Stated exercise
Every entry below should be transcribed exactly; pictures stay out of the copy.

(Data entries for graphics)
⟨

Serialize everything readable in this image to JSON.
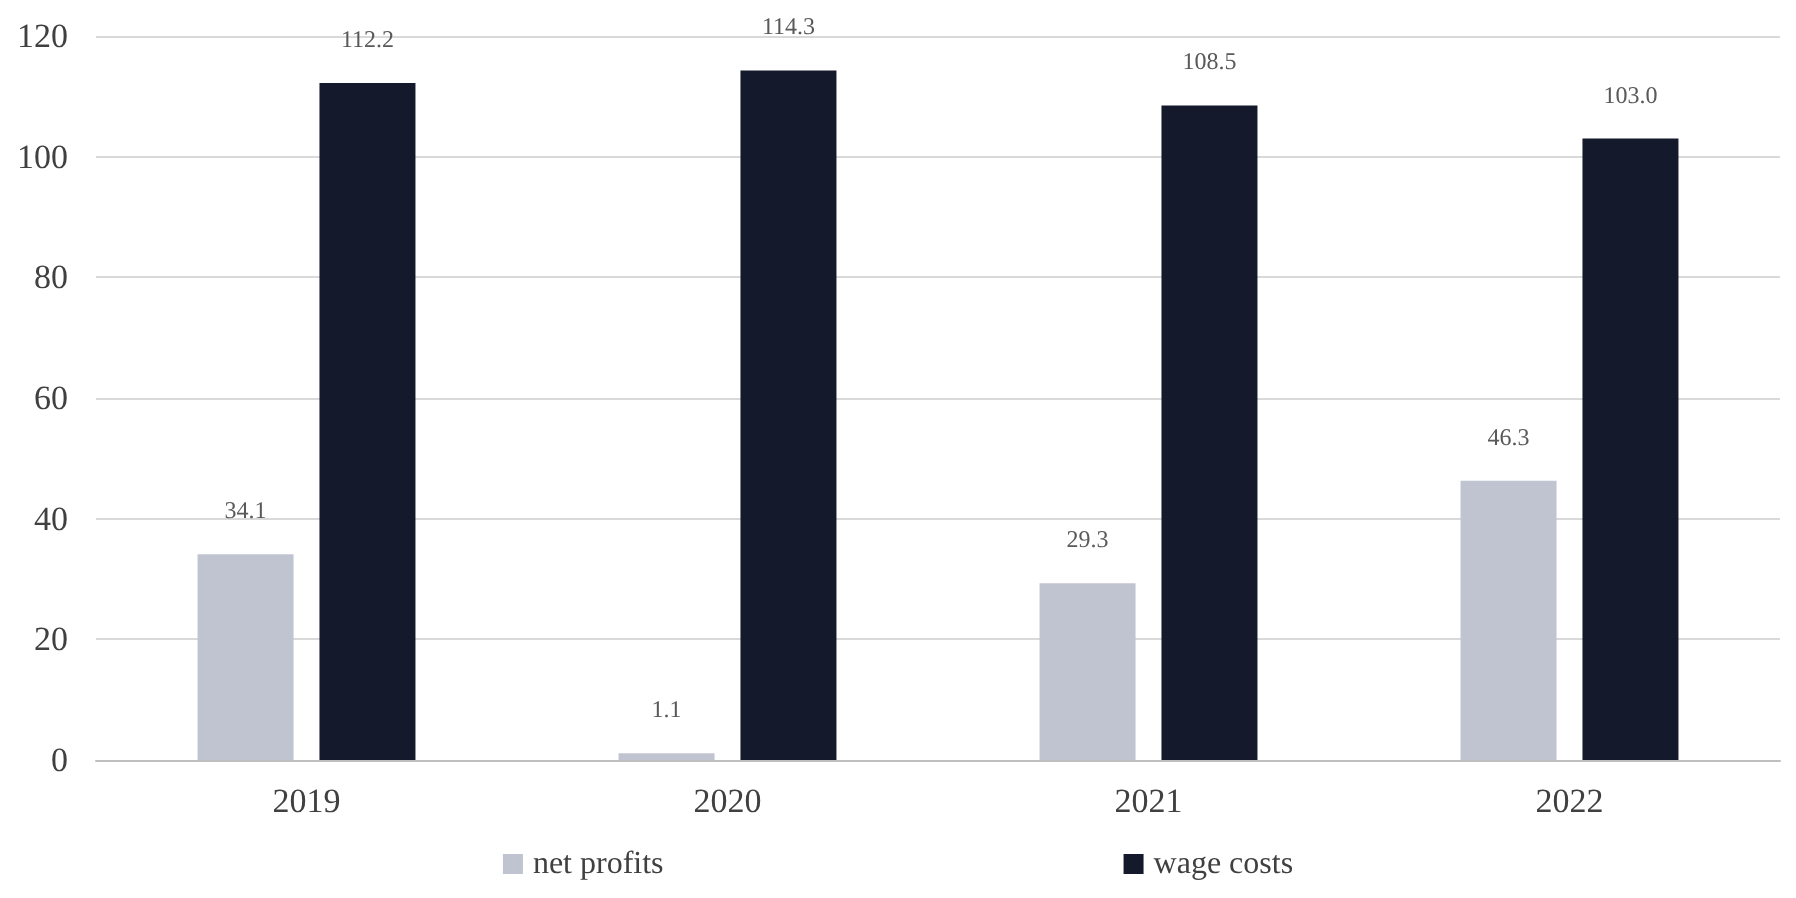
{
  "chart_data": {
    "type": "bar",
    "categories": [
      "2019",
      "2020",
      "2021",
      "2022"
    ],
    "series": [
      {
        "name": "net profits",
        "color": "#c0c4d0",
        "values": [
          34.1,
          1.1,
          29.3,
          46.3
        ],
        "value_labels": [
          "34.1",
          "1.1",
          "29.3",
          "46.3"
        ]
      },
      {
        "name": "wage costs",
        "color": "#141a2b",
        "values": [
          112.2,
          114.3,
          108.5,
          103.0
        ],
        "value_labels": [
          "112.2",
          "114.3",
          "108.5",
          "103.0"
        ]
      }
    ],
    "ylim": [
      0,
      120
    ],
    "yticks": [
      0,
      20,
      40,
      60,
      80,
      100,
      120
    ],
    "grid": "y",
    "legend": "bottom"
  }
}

⟩

Solution for this task
Serialize everything readable in this image to JSON.
{
  "chart_data": {
    "type": "bar",
    "categories": [
      "2019",
      "2020",
      "2021",
      "2022"
    ],
    "series": [
      {
        "name": "net profits",
        "color": "#c0c4d0",
        "values": [
          34.1,
          1.1,
          29.3,
          46.3
        ],
        "value_labels": [
          "34.1",
          "1.1",
          "29.3",
          "46.3"
        ]
      },
      {
        "name": "wage costs",
        "color": "#141a2b",
        "values": [
          112.2,
          114.3,
          108.5,
          103.0
        ],
        "value_labels": [
          "112.2",
          "114.3",
          "108.5",
          "103.0"
        ]
      }
    ],
    "ylim": [
      0,
      120
    ],
    "yticks": [
      0,
      20,
      40,
      60,
      80,
      100,
      120
    ],
    "grid": "y",
    "legend": "bottom"
  }
}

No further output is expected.